The certificate is given to each engine category for every car de-registered from that category in the previous year. A quarter of these "replacement" certificates fall in the open category, which can be used to register any car. This helps in maintaining a constant number of vehicles. A buyer submits the bid application during an open period and is required to remit 50 per cent of the bid amount as deposit. If the application is successful, the buyer only needs to pay the lowest successful bid price or the quota premium. Bids for specified number of cars is conducted monthly.
There is provision for an extra Certificate of Entitlement. This is calculated at about 3 per cent of the car population at the end of the previous year. The percentage is based on the planned growth of car population and other factors such as unused motorcycle certificates. This allows about 3 per cent annual growth in the vehicles number. Some concession is given to the taxis as they are considered part of public transport, but no kind of unrestricted growth is allowed.
The list of penalties for owning a car is endless. Car owners wishing to register must pay a 45 per cent import duty on the car's open market value; a registration fee of US $1,000 for a private car and US $5,000 for a company registered car; and, an additional fee of 150 per cent of the open market value. In addition, they pay annual road taxes based on the engine capacity of their vehicles. The road tax of company registered cars is twice as high as for private cars. For diesel vehicles, the tax is six times the road tax of equivalent petrol vehicles.

• EXTRACTED ENTRIES:
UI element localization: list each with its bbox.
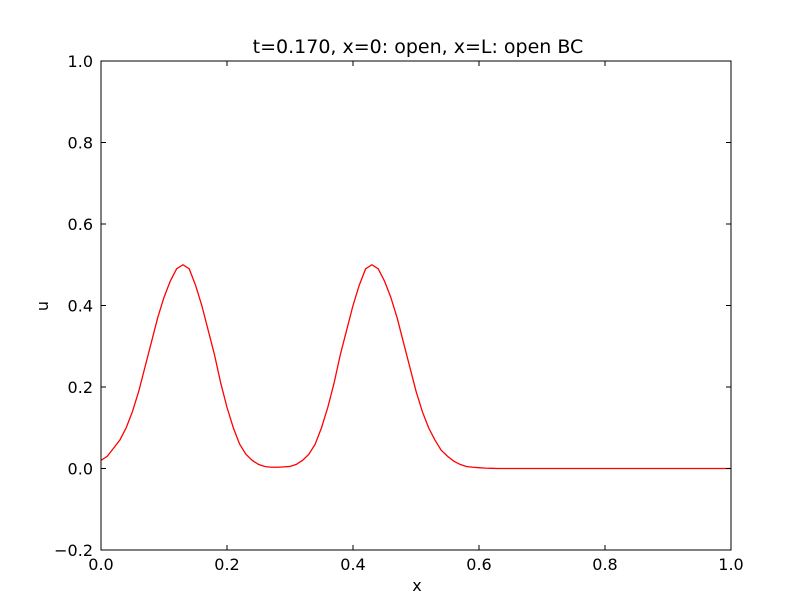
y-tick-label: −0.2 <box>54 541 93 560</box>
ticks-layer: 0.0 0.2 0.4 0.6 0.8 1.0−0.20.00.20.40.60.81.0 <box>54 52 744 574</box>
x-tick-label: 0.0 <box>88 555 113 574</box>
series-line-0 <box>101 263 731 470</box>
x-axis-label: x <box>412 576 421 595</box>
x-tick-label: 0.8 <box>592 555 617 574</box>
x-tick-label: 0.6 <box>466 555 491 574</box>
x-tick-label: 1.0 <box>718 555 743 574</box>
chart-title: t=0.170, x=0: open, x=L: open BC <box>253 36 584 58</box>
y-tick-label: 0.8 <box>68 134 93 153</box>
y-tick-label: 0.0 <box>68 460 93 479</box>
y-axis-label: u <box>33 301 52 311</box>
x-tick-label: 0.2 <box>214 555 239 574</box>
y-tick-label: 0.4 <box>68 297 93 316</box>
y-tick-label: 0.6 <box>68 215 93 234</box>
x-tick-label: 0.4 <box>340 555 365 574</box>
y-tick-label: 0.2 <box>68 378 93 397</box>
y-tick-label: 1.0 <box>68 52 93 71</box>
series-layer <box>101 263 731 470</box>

---

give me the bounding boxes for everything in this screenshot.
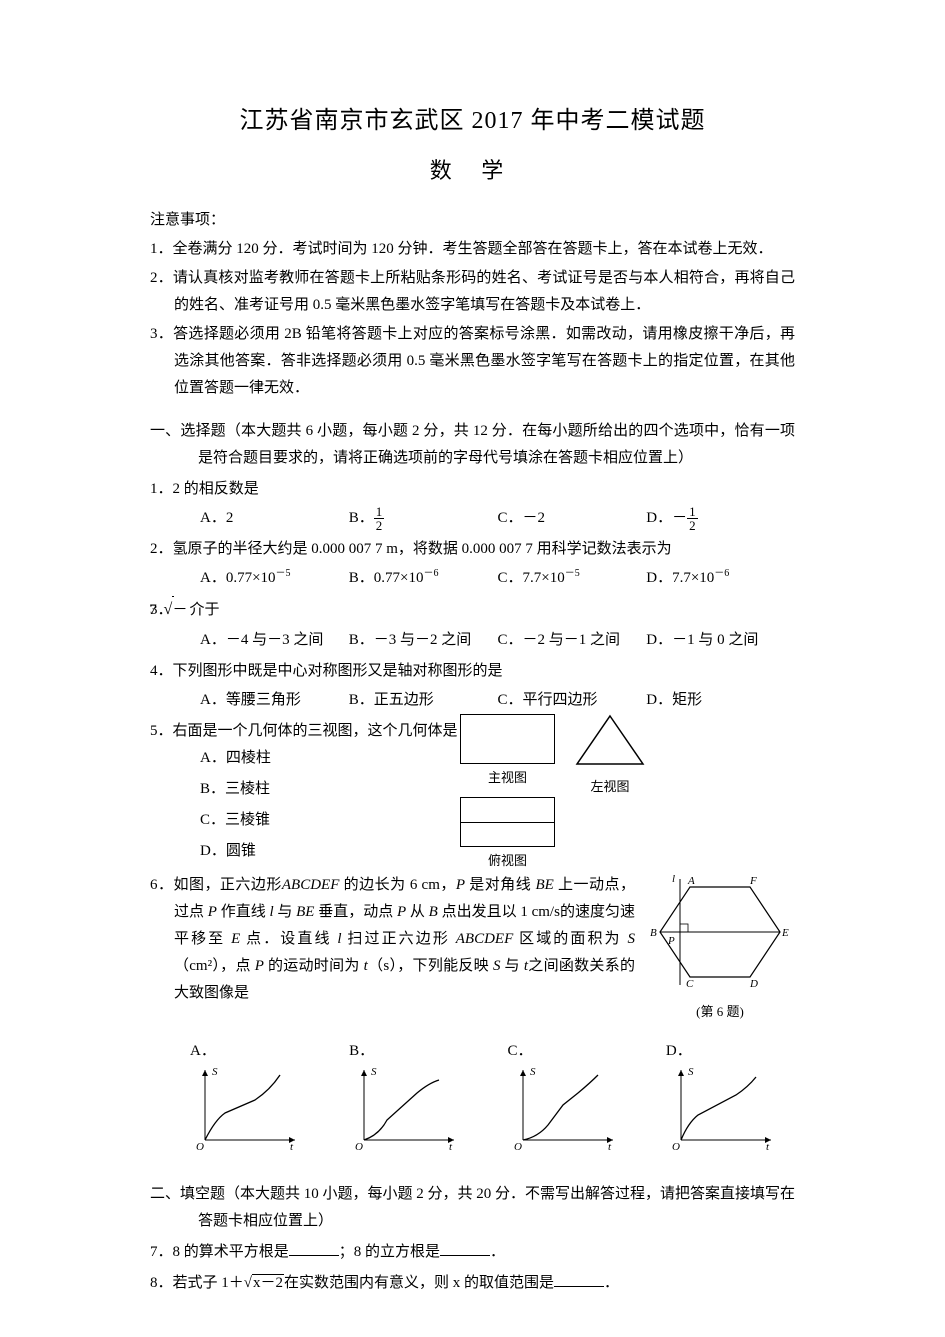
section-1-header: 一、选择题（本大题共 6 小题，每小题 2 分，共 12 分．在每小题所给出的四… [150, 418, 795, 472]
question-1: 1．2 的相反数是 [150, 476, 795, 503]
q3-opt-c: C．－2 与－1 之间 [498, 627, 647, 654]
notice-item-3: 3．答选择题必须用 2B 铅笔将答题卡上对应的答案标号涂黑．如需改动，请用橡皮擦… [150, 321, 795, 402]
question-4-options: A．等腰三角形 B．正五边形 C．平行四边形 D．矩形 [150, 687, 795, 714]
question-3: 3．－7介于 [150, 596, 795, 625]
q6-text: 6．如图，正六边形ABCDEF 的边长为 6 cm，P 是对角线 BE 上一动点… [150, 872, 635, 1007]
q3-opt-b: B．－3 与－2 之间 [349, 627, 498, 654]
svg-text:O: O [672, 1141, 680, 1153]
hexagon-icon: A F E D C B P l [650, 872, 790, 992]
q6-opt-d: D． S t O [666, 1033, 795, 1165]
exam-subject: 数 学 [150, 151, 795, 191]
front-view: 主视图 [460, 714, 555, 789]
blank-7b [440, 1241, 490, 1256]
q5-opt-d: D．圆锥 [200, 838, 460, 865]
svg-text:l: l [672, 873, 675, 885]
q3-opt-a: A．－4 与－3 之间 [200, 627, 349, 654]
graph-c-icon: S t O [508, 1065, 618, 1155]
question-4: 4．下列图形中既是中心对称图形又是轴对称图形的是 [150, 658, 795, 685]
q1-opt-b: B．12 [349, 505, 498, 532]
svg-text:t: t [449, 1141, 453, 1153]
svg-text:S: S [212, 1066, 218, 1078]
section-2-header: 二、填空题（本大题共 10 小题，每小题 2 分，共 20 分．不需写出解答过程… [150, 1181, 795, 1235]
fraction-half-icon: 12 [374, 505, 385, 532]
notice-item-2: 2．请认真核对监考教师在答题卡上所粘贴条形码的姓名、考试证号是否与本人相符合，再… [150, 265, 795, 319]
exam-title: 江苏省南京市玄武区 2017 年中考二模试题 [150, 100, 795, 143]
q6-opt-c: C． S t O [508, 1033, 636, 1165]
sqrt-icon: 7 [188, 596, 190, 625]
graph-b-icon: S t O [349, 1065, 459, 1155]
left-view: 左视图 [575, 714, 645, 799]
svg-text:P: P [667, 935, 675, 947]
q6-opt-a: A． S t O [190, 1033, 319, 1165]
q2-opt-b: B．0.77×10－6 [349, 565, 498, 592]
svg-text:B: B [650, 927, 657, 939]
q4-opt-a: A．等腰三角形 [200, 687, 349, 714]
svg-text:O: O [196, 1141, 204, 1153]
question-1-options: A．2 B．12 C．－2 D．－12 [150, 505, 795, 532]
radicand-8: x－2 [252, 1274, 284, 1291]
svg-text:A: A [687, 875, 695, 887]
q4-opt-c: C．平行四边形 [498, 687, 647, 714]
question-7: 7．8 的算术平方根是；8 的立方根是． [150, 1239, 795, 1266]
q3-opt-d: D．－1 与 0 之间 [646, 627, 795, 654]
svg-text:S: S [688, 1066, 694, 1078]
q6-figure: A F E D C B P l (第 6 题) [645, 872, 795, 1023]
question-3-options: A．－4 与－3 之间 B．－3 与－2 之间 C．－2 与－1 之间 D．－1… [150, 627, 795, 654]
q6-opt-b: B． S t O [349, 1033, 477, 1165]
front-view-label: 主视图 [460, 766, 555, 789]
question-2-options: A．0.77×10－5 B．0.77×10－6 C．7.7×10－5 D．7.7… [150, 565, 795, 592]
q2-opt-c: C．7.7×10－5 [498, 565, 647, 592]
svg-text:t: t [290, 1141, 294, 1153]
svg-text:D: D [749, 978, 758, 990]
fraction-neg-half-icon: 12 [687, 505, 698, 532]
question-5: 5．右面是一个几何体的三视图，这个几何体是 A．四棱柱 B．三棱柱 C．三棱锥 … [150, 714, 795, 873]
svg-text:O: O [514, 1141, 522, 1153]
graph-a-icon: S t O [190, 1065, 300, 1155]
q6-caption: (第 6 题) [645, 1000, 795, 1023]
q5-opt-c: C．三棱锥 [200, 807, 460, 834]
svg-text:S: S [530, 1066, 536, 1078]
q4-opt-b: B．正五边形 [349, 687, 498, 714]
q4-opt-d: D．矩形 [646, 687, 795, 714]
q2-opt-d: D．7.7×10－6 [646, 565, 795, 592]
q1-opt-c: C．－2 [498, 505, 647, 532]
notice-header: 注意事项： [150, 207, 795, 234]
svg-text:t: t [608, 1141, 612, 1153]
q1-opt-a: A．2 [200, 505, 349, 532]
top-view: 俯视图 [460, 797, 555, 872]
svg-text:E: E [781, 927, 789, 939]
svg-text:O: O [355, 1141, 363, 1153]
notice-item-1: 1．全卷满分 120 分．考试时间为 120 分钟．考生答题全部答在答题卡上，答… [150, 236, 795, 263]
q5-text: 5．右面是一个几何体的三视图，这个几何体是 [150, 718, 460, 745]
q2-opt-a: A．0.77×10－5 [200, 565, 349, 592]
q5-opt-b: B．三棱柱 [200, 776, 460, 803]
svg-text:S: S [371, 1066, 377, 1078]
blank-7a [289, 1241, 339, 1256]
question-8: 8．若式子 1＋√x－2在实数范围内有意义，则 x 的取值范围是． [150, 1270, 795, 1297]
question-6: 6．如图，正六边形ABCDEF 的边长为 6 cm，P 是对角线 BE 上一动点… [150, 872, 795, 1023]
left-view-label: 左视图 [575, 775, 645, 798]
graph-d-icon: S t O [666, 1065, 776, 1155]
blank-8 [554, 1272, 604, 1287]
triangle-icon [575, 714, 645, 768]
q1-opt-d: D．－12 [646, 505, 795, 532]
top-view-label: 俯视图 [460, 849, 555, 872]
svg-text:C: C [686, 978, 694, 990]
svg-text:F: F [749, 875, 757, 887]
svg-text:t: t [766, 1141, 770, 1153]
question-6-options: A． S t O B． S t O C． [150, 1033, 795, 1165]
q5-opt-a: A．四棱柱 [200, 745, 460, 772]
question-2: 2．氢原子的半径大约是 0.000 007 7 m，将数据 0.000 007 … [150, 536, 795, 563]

==

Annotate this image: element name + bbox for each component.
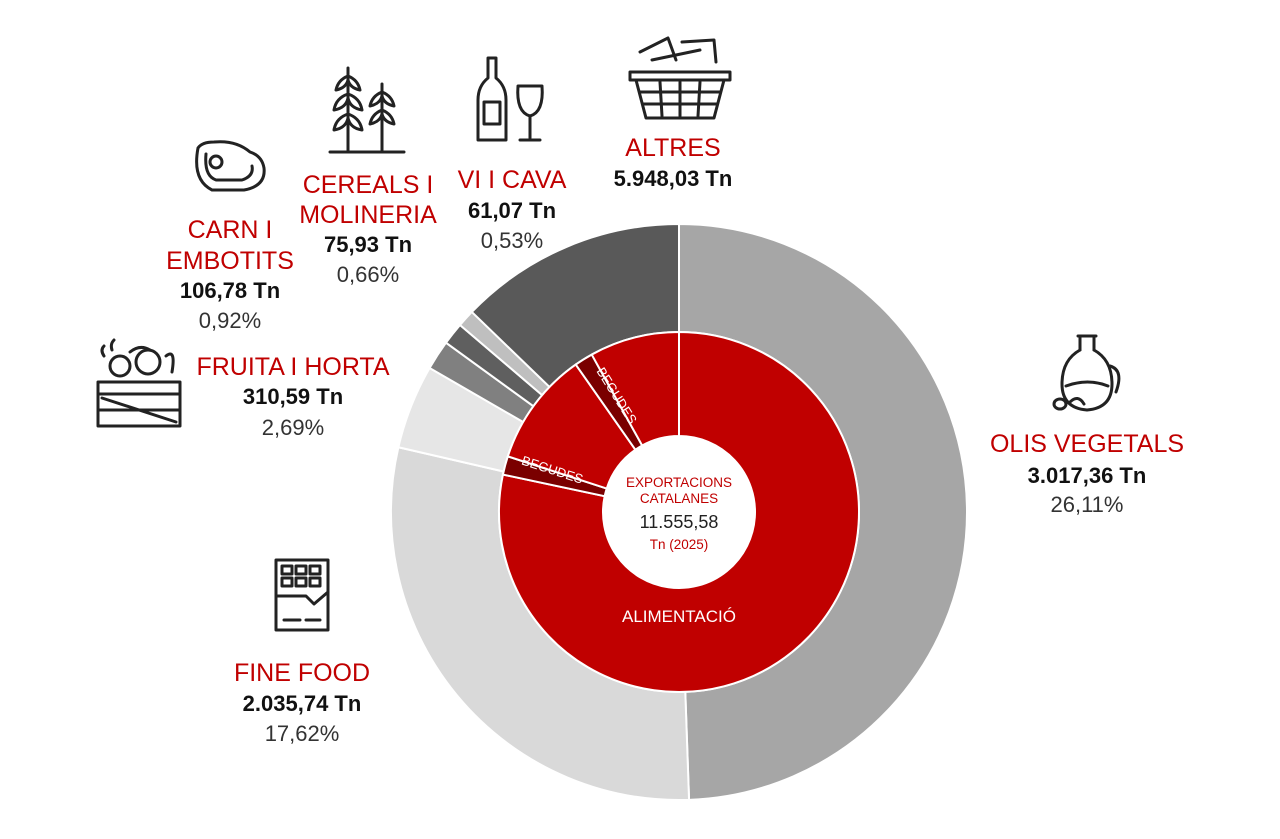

• WORK INSTRUCTIONS:
Extract verbatim the stretch of the car quota text from "The list of" through "equivalent petrol vehicles.".

• WORKED ANSWER:
The list of penalties for owning a car is endless. Car owners wishing to register must pay a 45 per cent import duty on the car's open market value; a registration fee of US $1,000 for a private car and US $5,000 for a company registered car; and, an additional fee of 150 per cent of the open market value. In addition, they pay annual road taxes based on the engine capacity of their vehicles. The road tax of company registered cars is twice as high as for private cars. For diesel vehicles, the tax is six times the road tax of equivalent petrol vehicles.